Set the listing down again in full, word for word, with the pictures left out.

——————

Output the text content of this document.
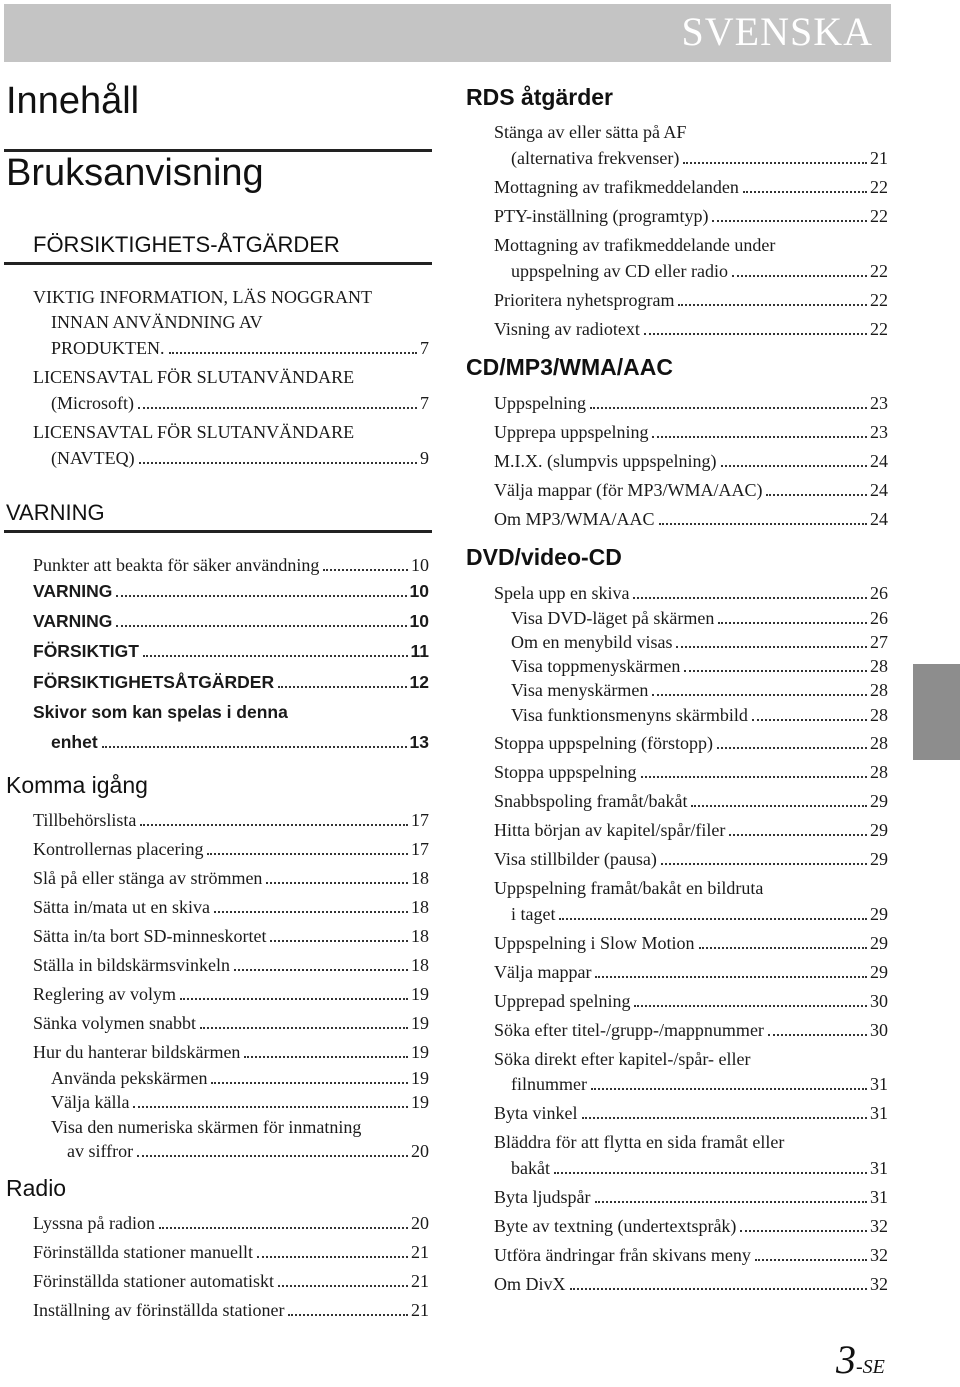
SVENSKA
Innehåll
Bruksanvisning
FÖRSIKTIGHETS-ÅTGÄRDER
VIKTIG INFORMATION, LÄS NOGGRANT
INNAN ANVÄNDNING AV
PRODUKTEN.	7
LICENSAVTAL FÖR SLUTANVÄNDARE
(Microsoft)	7
LICENSAVTAL FÖR SLUTANVÄNDARE
(NAVTEQ)	9
VARNING
Punkter att beakta för säker användning	10
VARNING	10
VARNING	10
FÖRSIKTIGT	11
FÖRSIKTIGHETSÅTGÄRDER	12
Skivor som kan spelas i denna
enhet	13
Komma igång
Tillbehörslista	17
Kontrollernas placering	17
Slå på eller stänga av strömmen	18
Sätta in/mata ut en skiva	18
Sätta in/ta bort SD-minneskortet	18
Ställa in bildskärmsvinkeln	18
Reglering av volym	19
Sänka volymen snabbt	19
Hur du hanterar bildskärmen	19
Använda pekskärmen	19
Välja källa	19
Visa den numeriska skärmen för inmatning
av siffror	20
Radio
Lyssna på radion	20
Förinställda stationer manuellt	21
Förinställda stationer automatiskt	21
Inställning av förinställda stationer	21
RDS åtgärder
Stänga av eller sätta på AF
(alternativa frekvenser)	21
Mottagning av trafikmeddelanden	22
PTY-inställning (programtyp)	22
Mottagning av trafikmeddelande under
uppspelning av CD eller radio	22
Prioritera nyhetsprogram	22
Visning av radiotext	22
CD/MP3/WMA/AAC
Uppspelning	23
Upprepa uppspelning	23
M.I.X. (slumpvis uppspelning)	24
Välja mappar (för MP3/WMA/AAC)	24
Om MP3/WMA/AAC	24
DVD/video-CD
Spela upp en skiva	26
Visa DVD-läget på skärmen	26
Om en menybild visas	27
Visa toppmenyskärmen	28
Visa menyskärmen	28
Visa funktionsmenyns skärmbild	28
Stoppa uppspelning (förstopp)	28
Stoppa uppspelning	28
Snabbspoling framåt/bakåt	29
Hitta början av kapitel/spår/filer	29
Visa stillbilder (pausa)	29
Uppspelning framåt/bakåt en bildruta
i taget	29
Uppspelning i Slow Motion	29
Välja mappar	29
Upprepad spelning	30
Söka efter titel-/grupp-/mappnummer	30
Söka direkt efter kapitel-/spår- eller
filnummer	31
Byta vinkel	31
Bläddra för att flytta en sida framåt eller
bakåt	31
Byta ljudspår	31
Byte av textning (undertextspråk)	32
Utföra ändringar från skivans meny	32
Om DivX	32
3-SE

——————

• [Exercise solution]
Output the text content of this document.
SVENSKA
Innehåll
Bruksanvisning
FÖRSIKTIGHETS-ÅTGÄRDER
VIKTIG INFORMATION, LÄS NOGGRANT
INNAN ANVÄNDNING AV
PRODUKTEN.	7
LICENSAVTAL FÖR SLUTANVÄNDARE
(Microsoft)	7
LICENSAVTAL FÖR SLUTANVÄNDARE
(NAVTEQ)	9
VARNING
Punkter att beakta för säker användning	10
VARNING	10
VARNING	10
FÖRSIKTIGT	11
FÖRSIKTIGHETSÅTGÄRDER	12
Skivor som kan spelas i denna
enhet	13
Komma igång
Tillbehörslista	17
Kontrollernas placering	17
Slå på eller stänga av strömmen	18
Sätta in/mata ut en skiva	18
Sätta in/ta bort SD-minneskortet	18
Ställa in bildskärmsvinkeln	18
Reglering av volym	19
Sänka volymen snabbt	19
Hur du hanterar bildskärmen	19
Använda pekskärmen	19
Välja källa	19
Visa den numeriska skärmen för inmatning
av siffror	20
Radio
Lyssna på radion	20
Förinställda stationer manuellt	21
Förinställda stationer automatiskt	21
Inställning av förinställda stationer	21
RDS åtgärder
Stänga av eller sätta på AF
(alternativa frekvenser)	21
Mottagning av trafikmeddelanden	22
PTY-inställning (programtyp)	22
Mottagning av trafikmeddelande under
uppspelning av CD eller radio	22
Prioritera nyhetsprogram	22
Visning av radiotext	22
CD/MP3/WMA/AAC
Uppspelning	23
Upprepa uppspelning	23
M.I.X. (slumpvis uppspelning)	24
Välja mappar (för MP3/WMA/AAC)	24
Om MP3/WMA/AAC	24
DVD/video-CD
Spela upp en skiva	26
Visa DVD-läget på skärmen	26
Om en menybild visas	27
Visa toppmenyskärmen	28
Visa menyskärmen	28
Visa funktionsmenyns skärmbild	28
Stoppa uppspelning (förstopp)	28
Stoppa uppspelning	28
Snabbspoling framåt/bakåt	29
Hitta början av kapitel/spår/filer	29
Visa stillbilder (pausa)	29
Uppspelning framåt/bakåt en bildruta
i taget	29
Uppspelning i Slow Motion	29
Välja mappar	29
Upprepad spelning	30
Söka efter titel-/grupp-/mappnummer	30
Söka direkt efter kapitel-/spår- eller
filnummer	31
Byta vinkel	31
Bläddra för att flytta en sida framåt eller
bakåt	31
Byta ljudspår	31
Byte av textning (undertextspråk)	32
Utföra ändringar från skivans meny	32
Om DivX	32
3-SE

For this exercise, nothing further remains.